(Layout annotation data)
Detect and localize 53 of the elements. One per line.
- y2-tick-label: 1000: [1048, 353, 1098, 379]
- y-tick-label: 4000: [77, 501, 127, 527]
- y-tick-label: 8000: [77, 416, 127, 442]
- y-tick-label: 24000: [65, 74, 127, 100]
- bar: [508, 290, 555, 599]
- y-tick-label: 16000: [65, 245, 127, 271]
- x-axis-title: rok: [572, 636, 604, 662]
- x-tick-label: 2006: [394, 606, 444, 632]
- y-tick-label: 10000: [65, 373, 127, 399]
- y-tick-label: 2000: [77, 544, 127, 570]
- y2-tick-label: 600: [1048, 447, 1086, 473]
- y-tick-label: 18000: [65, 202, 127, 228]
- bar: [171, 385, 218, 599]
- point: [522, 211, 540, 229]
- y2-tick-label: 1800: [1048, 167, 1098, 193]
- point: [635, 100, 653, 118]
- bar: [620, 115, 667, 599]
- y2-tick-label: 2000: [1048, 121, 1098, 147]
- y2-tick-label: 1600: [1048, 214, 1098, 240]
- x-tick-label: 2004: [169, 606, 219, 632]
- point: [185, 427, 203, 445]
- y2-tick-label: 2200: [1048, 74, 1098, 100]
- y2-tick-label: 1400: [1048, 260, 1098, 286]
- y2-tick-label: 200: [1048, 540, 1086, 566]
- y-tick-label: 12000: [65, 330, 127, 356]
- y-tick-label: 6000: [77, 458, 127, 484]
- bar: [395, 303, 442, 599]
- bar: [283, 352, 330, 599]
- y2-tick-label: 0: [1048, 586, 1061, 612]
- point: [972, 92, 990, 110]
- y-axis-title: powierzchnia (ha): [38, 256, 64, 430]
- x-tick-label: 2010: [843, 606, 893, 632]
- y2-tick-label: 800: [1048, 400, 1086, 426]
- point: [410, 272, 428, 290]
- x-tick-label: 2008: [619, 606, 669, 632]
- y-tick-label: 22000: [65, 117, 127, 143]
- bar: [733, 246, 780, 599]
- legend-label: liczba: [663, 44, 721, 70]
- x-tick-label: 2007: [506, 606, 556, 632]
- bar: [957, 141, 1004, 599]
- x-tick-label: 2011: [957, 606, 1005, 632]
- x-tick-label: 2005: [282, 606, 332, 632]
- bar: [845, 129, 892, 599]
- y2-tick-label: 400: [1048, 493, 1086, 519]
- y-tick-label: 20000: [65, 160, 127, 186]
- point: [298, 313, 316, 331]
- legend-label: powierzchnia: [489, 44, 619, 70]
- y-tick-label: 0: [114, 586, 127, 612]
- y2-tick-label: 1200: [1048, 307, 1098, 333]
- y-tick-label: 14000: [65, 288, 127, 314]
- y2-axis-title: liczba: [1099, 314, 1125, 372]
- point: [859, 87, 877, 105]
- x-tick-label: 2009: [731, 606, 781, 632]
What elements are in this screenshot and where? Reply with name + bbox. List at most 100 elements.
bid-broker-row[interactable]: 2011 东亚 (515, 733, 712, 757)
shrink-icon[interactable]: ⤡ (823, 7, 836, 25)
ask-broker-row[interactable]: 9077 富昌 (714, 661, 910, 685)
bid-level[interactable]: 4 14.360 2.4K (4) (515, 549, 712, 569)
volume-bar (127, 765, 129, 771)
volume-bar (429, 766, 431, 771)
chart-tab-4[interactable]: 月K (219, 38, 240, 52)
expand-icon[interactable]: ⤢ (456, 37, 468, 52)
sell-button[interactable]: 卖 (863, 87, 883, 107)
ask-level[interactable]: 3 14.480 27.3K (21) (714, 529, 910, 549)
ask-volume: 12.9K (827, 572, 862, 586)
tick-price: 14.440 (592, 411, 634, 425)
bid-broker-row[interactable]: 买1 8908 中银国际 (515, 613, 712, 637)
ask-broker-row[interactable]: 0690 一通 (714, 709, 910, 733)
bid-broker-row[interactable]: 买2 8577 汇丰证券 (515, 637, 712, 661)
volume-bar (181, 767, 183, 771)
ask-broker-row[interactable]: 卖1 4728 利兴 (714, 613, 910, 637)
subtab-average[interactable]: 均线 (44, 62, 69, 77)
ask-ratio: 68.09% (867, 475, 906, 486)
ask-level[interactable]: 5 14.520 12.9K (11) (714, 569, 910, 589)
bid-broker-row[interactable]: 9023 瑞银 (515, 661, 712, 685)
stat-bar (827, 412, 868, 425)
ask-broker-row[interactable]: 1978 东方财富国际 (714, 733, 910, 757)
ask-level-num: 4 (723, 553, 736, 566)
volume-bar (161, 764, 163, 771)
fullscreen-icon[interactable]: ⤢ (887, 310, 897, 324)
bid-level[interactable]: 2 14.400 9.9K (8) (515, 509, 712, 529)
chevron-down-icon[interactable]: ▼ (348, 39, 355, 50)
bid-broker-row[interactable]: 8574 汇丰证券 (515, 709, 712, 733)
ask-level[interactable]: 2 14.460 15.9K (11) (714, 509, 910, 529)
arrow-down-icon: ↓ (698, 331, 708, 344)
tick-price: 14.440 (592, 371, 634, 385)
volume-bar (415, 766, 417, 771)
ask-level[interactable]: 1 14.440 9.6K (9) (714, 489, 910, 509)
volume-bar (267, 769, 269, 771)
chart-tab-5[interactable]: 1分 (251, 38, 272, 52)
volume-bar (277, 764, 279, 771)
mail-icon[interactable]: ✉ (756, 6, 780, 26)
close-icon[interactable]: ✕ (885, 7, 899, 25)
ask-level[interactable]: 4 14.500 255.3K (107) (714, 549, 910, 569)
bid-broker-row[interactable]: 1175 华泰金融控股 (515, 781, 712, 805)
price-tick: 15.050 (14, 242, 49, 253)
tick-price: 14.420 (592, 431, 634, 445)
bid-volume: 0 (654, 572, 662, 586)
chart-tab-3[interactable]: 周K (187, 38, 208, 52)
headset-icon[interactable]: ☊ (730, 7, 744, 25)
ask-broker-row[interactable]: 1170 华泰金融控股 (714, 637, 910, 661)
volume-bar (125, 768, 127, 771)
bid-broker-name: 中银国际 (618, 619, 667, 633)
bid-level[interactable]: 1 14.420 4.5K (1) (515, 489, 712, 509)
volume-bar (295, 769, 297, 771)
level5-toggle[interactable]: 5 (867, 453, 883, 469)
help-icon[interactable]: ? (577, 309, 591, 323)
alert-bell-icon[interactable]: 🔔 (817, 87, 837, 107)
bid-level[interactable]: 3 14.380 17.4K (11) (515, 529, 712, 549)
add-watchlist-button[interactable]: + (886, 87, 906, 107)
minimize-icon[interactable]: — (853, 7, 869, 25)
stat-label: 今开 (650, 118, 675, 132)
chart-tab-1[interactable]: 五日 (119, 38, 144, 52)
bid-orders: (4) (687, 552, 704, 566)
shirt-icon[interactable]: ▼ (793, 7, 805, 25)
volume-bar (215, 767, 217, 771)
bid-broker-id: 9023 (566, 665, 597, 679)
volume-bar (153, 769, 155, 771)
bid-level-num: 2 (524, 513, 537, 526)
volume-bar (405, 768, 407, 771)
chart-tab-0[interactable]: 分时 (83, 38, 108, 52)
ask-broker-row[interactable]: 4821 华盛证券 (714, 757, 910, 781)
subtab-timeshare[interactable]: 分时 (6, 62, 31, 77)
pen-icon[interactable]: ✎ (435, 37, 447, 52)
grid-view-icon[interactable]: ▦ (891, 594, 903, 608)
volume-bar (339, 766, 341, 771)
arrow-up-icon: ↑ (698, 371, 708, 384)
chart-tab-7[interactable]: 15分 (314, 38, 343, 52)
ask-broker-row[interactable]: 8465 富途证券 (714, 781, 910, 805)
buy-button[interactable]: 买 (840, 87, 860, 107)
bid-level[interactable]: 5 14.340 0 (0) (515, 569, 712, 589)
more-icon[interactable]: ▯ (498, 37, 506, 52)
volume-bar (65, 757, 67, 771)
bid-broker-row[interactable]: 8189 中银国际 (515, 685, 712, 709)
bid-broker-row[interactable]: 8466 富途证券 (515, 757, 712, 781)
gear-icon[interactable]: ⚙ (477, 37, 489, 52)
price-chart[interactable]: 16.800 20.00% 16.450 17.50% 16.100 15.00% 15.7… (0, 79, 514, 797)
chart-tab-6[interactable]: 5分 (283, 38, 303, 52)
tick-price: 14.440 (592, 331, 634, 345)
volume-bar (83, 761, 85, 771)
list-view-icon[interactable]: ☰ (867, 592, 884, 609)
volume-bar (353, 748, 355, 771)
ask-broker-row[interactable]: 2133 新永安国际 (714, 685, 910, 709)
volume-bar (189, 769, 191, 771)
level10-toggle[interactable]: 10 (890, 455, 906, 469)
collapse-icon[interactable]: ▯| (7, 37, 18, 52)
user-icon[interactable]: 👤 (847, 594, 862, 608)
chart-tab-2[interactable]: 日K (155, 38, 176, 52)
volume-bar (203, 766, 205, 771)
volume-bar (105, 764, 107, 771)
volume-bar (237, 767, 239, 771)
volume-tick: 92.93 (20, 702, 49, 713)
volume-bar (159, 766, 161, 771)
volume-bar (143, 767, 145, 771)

→ Instructions for the task:
Can you copy out the records word for word, from their first line up to and including the line that contains "- y-tick-label: 12000: [65, 330, 127, 356]"?

→ Result for this exercise:
Detect and localize 53 of the elements. One per line.
- y2-tick-label: 1000: [1048, 353, 1098, 379]
- y-tick-label: 4000: [77, 501, 127, 527]
- y-tick-label: 8000: [77, 416, 127, 442]
- y-tick-label: 24000: [65, 74, 127, 100]
- bar: [508, 290, 555, 599]
- y-tick-label: 16000: [65, 245, 127, 271]
- x-axis-title: rok: [572, 636, 604, 662]
- x-tick-label: 2006: [394, 606, 444, 632]
- y-tick-label: 10000: [65, 373, 127, 399]
- y-tick-label: 2000: [77, 544, 127, 570]
- y2-tick-label: 600: [1048, 447, 1086, 473]
- y-tick-label: 18000: [65, 202, 127, 228]
- bar: [171, 385, 218, 599]
- point: [522, 211, 540, 229]
- y2-tick-label: 1800: [1048, 167, 1098, 193]
- point: [635, 100, 653, 118]
- bar: [620, 115, 667, 599]
- y2-tick-label: 2000: [1048, 121, 1098, 147]
- y2-tick-label: 1600: [1048, 214, 1098, 240]
- x-tick-label: 2004: [169, 606, 219, 632]
- point: [185, 427, 203, 445]
- y2-tick-label: 2200: [1048, 74, 1098, 100]
- y2-tick-label: 1400: [1048, 260, 1098, 286]
- y2-tick-label: 200: [1048, 540, 1086, 566]
- y-tick-label: 12000: [65, 330, 127, 356]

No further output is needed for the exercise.